* Selected text:
In 2025 they’ve lagged the AI-turbocharged mega-caps: the iShares Core S&P Mid-Cap ETF (IJH), a pure S&P 400 tracker, shows a ~4.5% NAV total return year-to-date through Oct 13, versus ~13.5% for the S&P 500 and ~12.4% for the small-cap-heavy Russell 2000. That underperformance is the opportunity.

Valuation supports the setup: State Street’s MDY (another S&P 400 tracker) shows the cohort at ~18x next-twelve-month earnings and ~11x price/cash-flow as of Oct 13, implying a noticeable discount to many large-cap peers after the 2023–25 multiple expansion at the top end. Sector mix is also distinct: Industrials are the single largest sleeve, with Financials and Information Technology following, so the “AI winners only” bias that dominates large-cap indices is less extreme here.

Cyclically, the backdrop is improving but uneven. Russell’s latest U.S. spotlight flags a rising two-year EPS growth outlook across size cohorts and a broadening of industry leadership beneath the mega-caps, consistent with the idea that earnings breadth is turning up. Meanwhile, dealmaking has restarted: global M&A volumes were down 9% y/y in 1H25, but values rose 15%, a mix that historically favors mid-caps (targets and consolidators) as financing normalizes and boards regain confidence.

Structurally, mid-caps aren’t just a “tweener” bucket. S&P’s long-run research has repeatedly shown this segment to be a performance “sweet spot,” with better risk-adjusted returns than both large and small caps over long windows; more recent sell-side and sponsor work echoes the same message and quantifies the edge across rolling 10-year periods. Translation: when the cycle broadens and rates stabilize, mid-caps tend to catch up — fast.

The payoff is asymmetric: you’re not paying mega-cap premiums, yet you still get real operating leverage, cleaner capital allocation, and genuine M&A optionality. If breadth keeps improving into 2026, this is where the market’s next leg of “catch-up alpha” is most likely to come from.

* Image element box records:
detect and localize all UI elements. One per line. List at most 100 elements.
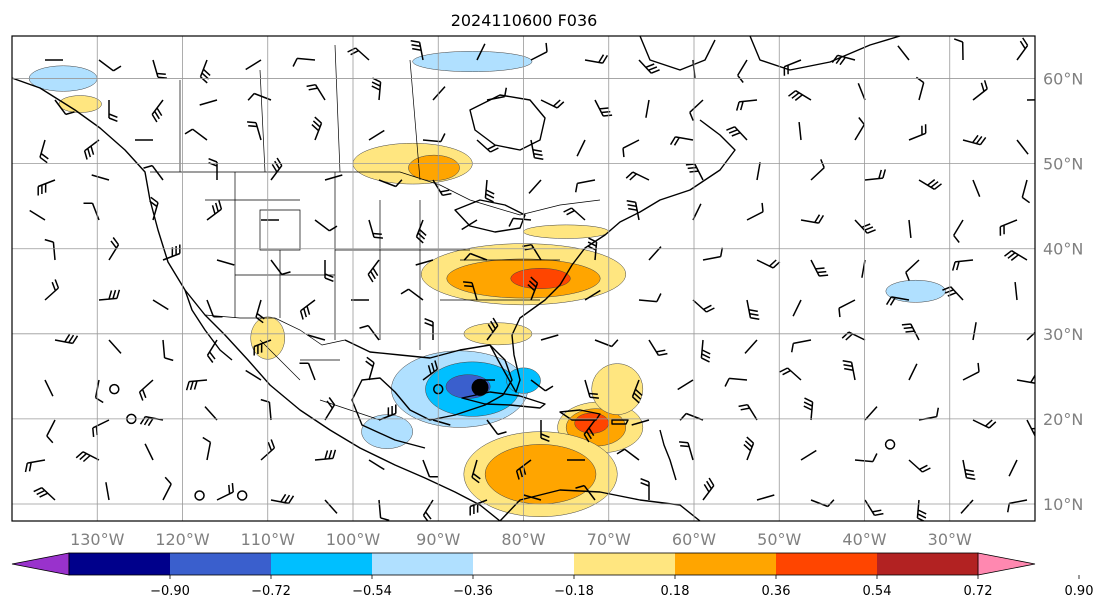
latitude-label: 10°N [1043, 495, 1083, 514]
wind-barb [831, 54, 856, 66]
wind-barb [953, 38, 964, 61]
wind-barb [842, 359, 856, 381]
wind-barb [54, 99, 75, 116]
wind-barb [39, 139, 49, 164]
wind-barb [367, 259, 380, 283]
wind-barb [540, 334, 559, 341]
wind-barb [270, 493, 295, 505]
colorbar-tick-label: −0.18 [554, 584, 594, 599]
wind-barb [908, 363, 918, 381]
wind-barb [306, 83, 326, 101]
baja-california [184, 289, 233, 361]
wind-barb [324, 174, 343, 181]
wind-barb [44, 379, 54, 397]
wind-barb [575, 484, 596, 501]
calm-wind-circle [194, 490, 205, 501]
shaded-region-17 [885, 279, 946, 303]
longitude-label: 100°W [326, 530, 381, 549]
wind-barb [953, 219, 964, 243]
wind-barb [631, 419, 650, 426]
wind-barb [783, 59, 802, 76]
wind-barb [962, 362, 980, 381]
wind-barb [324, 260, 334, 282]
wind-barb [854, 219, 876, 234]
longitude-label: 120°W [155, 530, 210, 549]
cuba [461, 391, 546, 409]
wind-barb [422, 459, 439, 478]
wind-barb [44, 279, 60, 301]
wind-barb [486, 87, 508, 101]
wind-barb [206, 200, 223, 221]
wind-barb [378, 404, 397, 421]
wind-barb [314, 219, 338, 232]
wind-barb [108, 237, 120, 261]
calm-wind-circle [109, 383, 120, 395]
wind-barb [905, 259, 920, 281]
wind-barb [972, 419, 997, 429]
wind-barb [800, 214, 825, 224]
wind-barb [144, 443, 154, 461]
wind-barb [206, 339, 218, 363]
wind-barb [563, 207, 586, 221]
wind-barb [790, 339, 812, 353]
colorbar-segment [473, 553, 575, 575]
wind-barb [779, 367, 802, 381]
east-coast [511, 119, 736, 336]
colorbar-outline [68, 552, 979, 576]
wind-barb [702, 247, 724, 261]
wind-barb [162, 476, 172, 501]
wind-barb [746, 202, 764, 221]
south-america-north [499, 489, 701, 521]
wind-barb [530, 379, 554, 392]
wind-barb [756, 162, 761, 181]
colorbar-tick-label: 0.90 [1065, 584, 1094, 599]
graticule [12, 36, 1035, 521]
wind-barb [486, 419, 507, 436]
longitude-label: 80°W [501, 530, 545, 549]
shaded-region-9 [408, 154, 460, 181]
wind-barb [476, 43, 486, 61]
wind-barb [951, 259, 974, 271]
wind-barb [746, 299, 760, 321]
wind-barb [270, 259, 291, 276]
colorbar-segment [675, 553, 777, 575]
wind-barb [29, 209, 46, 221]
wind-barb [461, 219, 478, 231]
wind-barb [962, 134, 987, 146]
colorbar-segment [271, 553, 373, 575]
longitude-label: 90°W [416, 530, 460, 549]
shaded-region-22 [523, 224, 609, 239]
wind-barb [724, 377, 748, 387]
wind-barb [584, 54, 609, 64]
wind-barb [738, 403, 758, 421]
colorbar-tick-label: −0.72 [251, 584, 291, 599]
florida-peninsula [489, 334, 521, 393]
wind-barb [143, 164, 164, 181]
shaded-region-15 [591, 363, 644, 415]
us-mexico-border [204, 314, 346, 346]
colorbar-tick-label: −0.90 [150, 584, 190, 599]
wind-barb [1016, 139, 1029, 155]
wind-barb [476, 139, 499, 153]
wind-barb [640, 478, 650, 500]
wind-barb [162, 339, 174, 362]
wind-barb [206, 299, 223, 318]
wind-barb [368, 459, 385, 471]
wind-barb [247, 92, 272, 101]
wind-barb [247, 121, 262, 141]
wind-barb [574, 179, 596, 193]
wind-barb [756, 494, 775, 501]
wind-barb [432, 419, 451, 426]
wind-barb [625, 171, 650, 181]
arctic-islands [639, 36, 716, 71]
wind-barb [528, 179, 542, 194]
wind-barb [901, 323, 920, 341]
wind-barb [245, 59, 262, 71]
political-borders [150, 44, 601, 421]
wind-barb [299, 299, 316, 320]
latitude-label: 30°N [1043, 325, 1083, 344]
mexico-states [259, 339, 381, 421]
wind-barb [700, 339, 711, 363]
wind-barb [908, 219, 912, 238]
wind-barb [1026, 419, 1035, 437]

* Tasks for this exercise:
**1.** Please reproduce the records word for word, starting at the line with "latitude-label: 10°N [1043, 495, 1083, 514]" and ending at the line with "wind-barb [790, 339, 812, 353]", both included.
**2.** Write a continuation of the text on mid-cap stocks, picking up after its last sentence.

* Written answers:
**1.**
latitude-label: 10°N [1043, 495, 1083, 514]
wind-barb [831, 54, 856, 66]
wind-barb [953, 38, 964, 61]
wind-barb [842, 359, 856, 381]
wind-barb [54, 99, 75, 116]
wind-barb [39, 139, 49, 164]
wind-barb [367, 259, 380, 283]
wind-barb [540, 334, 559, 341]
wind-barb [270, 493, 295, 505]
colorbar-tick-label: −0.18 [554, 584, 594, 599]
wind-barb [908, 363, 918, 381]
wind-barb [306, 83, 326, 101]
baja-california [184, 289, 233, 361]
wind-barb [324, 174, 343, 181]
wind-barb [44, 379, 54, 397]
wind-barb [575, 484, 596, 501]
calm-wind-circle [194, 490, 205, 501]
shaded-region-17 [885, 279, 946, 303]
longitude-label: 100°W [326, 530, 381, 549]
wind-barb [953, 219, 964, 243]
wind-barb [631, 419, 650, 426]
wind-barb [783, 59, 802, 76]
wind-barb [962, 362, 980, 381]
wind-barb [324, 260, 334, 282]
wind-barb [854, 219, 876, 234]
longitude-label: 120°W [155, 530, 210, 549]
cuba [461, 391, 546, 409]
wind-barb [422, 459, 439, 478]
wind-barb [44, 279, 60, 301]
wind-barb [486, 87, 508, 101]
wind-barb [206, 200, 223, 221]
wind-barb [378, 404, 397, 421]
wind-barb [314, 219, 338, 232]
wind-barb [108, 237, 120, 261]
calm-wind-circle [109, 383, 120, 395]
wind-barb [905, 259, 920, 281]
wind-barb [972, 419, 997, 429]
wind-barb [800, 214, 825, 224]
wind-barb [144, 443, 154, 461]
wind-barb [206, 339, 218, 363]
wind-barb [563, 207, 586, 221]
wind-barb [790, 339, 812, 353]

**2.**
A stock market chart. Photo by Arturo A on Pexels

Our Methodology

For our list of the oversold mid-cap stocks to buy according to hedge funds, we screened for stocks in the mid-cap range that had an RSI lower than 30. From these, we selected stocks that had the highest number of hedge funds having a stake in them as of Q2, 2025, and ranked them in order of the hedge fund sentiment as well. We sourced the RSI data from stockanalysis.com and the hedge fund sentiment from the Insider Monkey database. The market cap data is as of October 14.

Why are we interested in the stocks that hedge funds pile into? The reason is simple: our research has shown that we can outperform the market by imitating the top stock picks of the best hedge funds. Our quarterly newsletter’s strategy selects 14 small-cap and large-cap stocks every quarter and has returned 427.7% since May 2014, beating its benchmark by 264 percentage points (see more details here).

9. Magnite, Inc. (NASDAQ:MGNI)

RSI: 28.32

Market Cap: $2.56 Billion

Number of Hedge Fund Holders: 34

Magnite, Inc. (NASDAQ:MGNI) is one of the most oversold mid-cap stocks to buy according to hedge funds.

On October 8, 2025, Magnite announced that members of the Digital News Publishers Association (DNPA) — a coalition of 22 major Indian news outlets — have adopted its audience activation platform, Magnite Access. This move gives DNPA members greater control over their first-party data while offering advertisers more direct access to high-quality inventory from premium publishers. The rollout comes amid rising demand for transparent, privacy-conscious ad solutions, particularly in India’s booming digital media market.

The announcement follows a string of recent developments at Magnite, including integrations with Acxiom for enhanced data targeting, a major CTV “Pause Ads” launch, and a programmatic partnership with Paramount+ in Australia.

Magnite, Inc. (NASDAQ:MGNI) operates one of the world’s largest independent sell-side advertising platforms. Its tools help publishers monetize content across CTV, online video, display, and mobile environments while giving advertisers more transparency and control.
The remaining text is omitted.